**Requirement**:
Set every record down verbatim and omit the pictures.

[Extracted records]
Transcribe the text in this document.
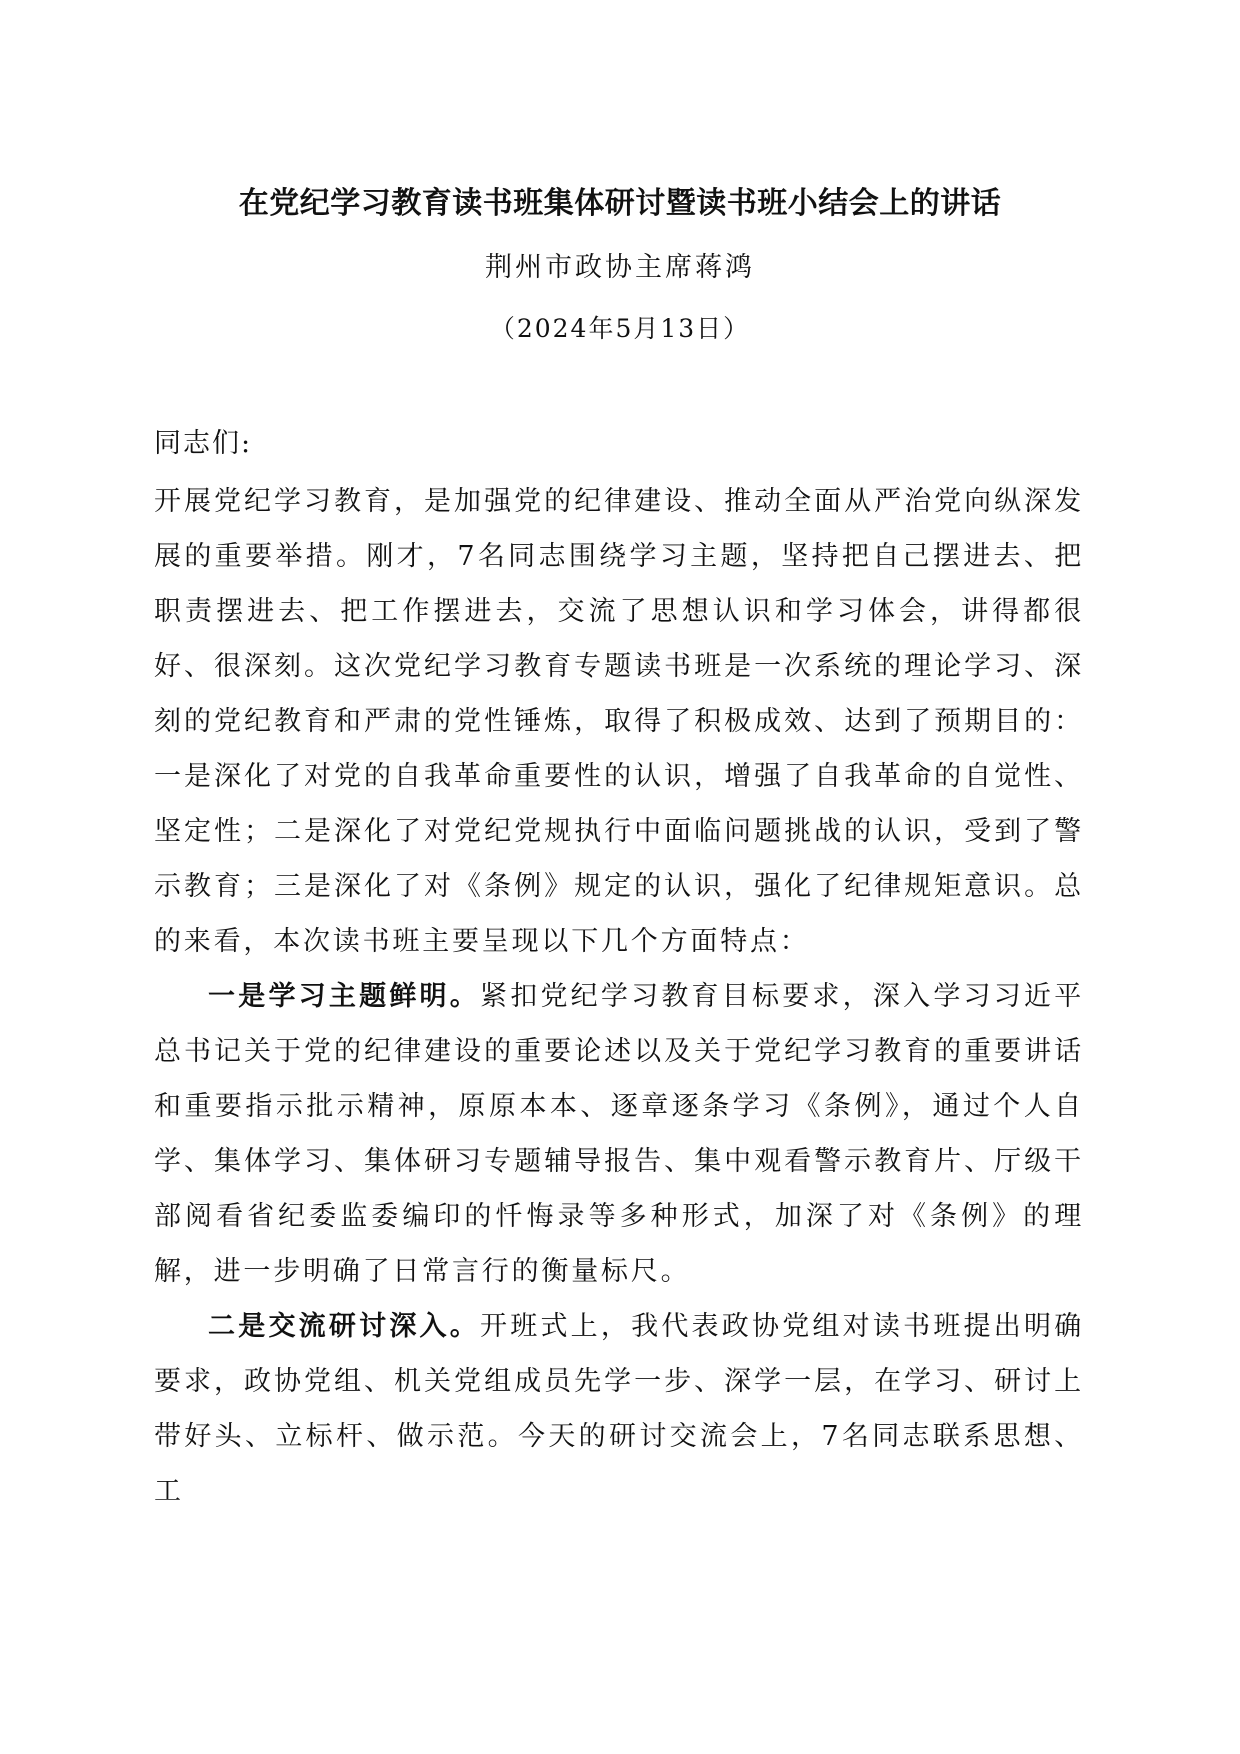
在党纪学习教育读书班集体研讨暨读书班小结会上的讲话
荆州市政协主席蒋鸿
（2024年5月13日）
同志们:

开展党纪学习教育，是加强党的纪律建设、推动全面从严治党向纵深发展的重要举措。刚才，7名同志围绕学习主题，坚持把自己摆进去、把职责摆进去、把工作摆进去，交流了思想认识和学习体会，讲得都很好、很深刻。这次党纪学习教育专题读书班是一次系统的理论学习、深刻的党纪教育和严肃的党性锤炼，取得了积极成效、达到了预期目的：一是深化了对党的自我革命重要性的认识，增强了自我革命的自觉性、坚定性；二是深化了对党纪党规执行中面临问题挑战的认识，受到了警示教育；三是深化了对《条例》规定的认识，强化了纪律规矩意识。总的来看，本次读书班主要呈现以下几个方面特点：

一是学习主题鲜明。紧扣党纪学习教育目标要求，深入学习习近平总书记关于党的纪律建设的重要论述以及关于党纪学习教育的重要讲话和重要指示批示精神，原原本本、逐章逐条学习《条例》，通过个人自学、集体学习、集体研习专题辅导报告、集中观看警示教育片、厅级干部阅看省纪委监委编印的忏悔录等多种形式，加深了对《条例》的理解，进一步明确了日常言行的衡量标尺。

二是交流研讨深入。开班式上，我代表政协党组对读书班提出明确要求，政协党组、机关党组成员先学一步、深学一层，在学习、研讨上带好头、立标杆、做示范。今天的研讨交流会上，7名同志联系思想、工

**Result**:
Transcribe the text in this document.
在党纪学习教育读书班集体研讨暨读书班小结会上的讲话
荆州市政协主席蒋鸿
（2024年5月13日）
同志们:

开展党纪学习教育，是加强党的纪律建设、推动全面从严治党向纵深发展的重要举措。刚才，7名同志围绕学习主题，坚持把自己摆进去、把职责摆进去、把工作摆进去，交流了思想认识和学习体会，讲得都很好、很深刻。这次党纪学习教育专题读书班是一次系统的理论学习、深刻的党纪教育和严肃的党性锤炼，取得了积极成效、达到了预期目的：一是深化了对党的自我革命重要性的认识，增强了自我革命的自觉性、坚定性；二是深化了对党纪党规执行中面临问题挑战的认识，受到了警示教育；三是深化了对《条例》规定的认识，强化了纪律规矩意识。总的来看，本次读书班主要呈现以下几个方面特点：

一是学习主题鲜明。紧扣党纪学习教育目标要求，深入学习习近平总书记关于党的纪律建设的重要论述以及关于党纪学习教育的重要讲话和重要指示批示精神，原原本本、逐章逐条学习《条例》，通过个人自学、集体学习、集体研习专题辅导报告、集中观看警示教育片、厅级干部阅看省纪委监委编印的忏悔录等多种形式，加深了对《条例》的理解，进一步明确了日常言行的衡量标尺。

二是交流研讨深入。开班式上，我代表政协党组对读书班提出明确要求，政协党组、机关党组成员先学一步、深学一层，在学习、研讨上带好头、立标杆、做示范。今天的研讨交流会上，7名同志联系思想、工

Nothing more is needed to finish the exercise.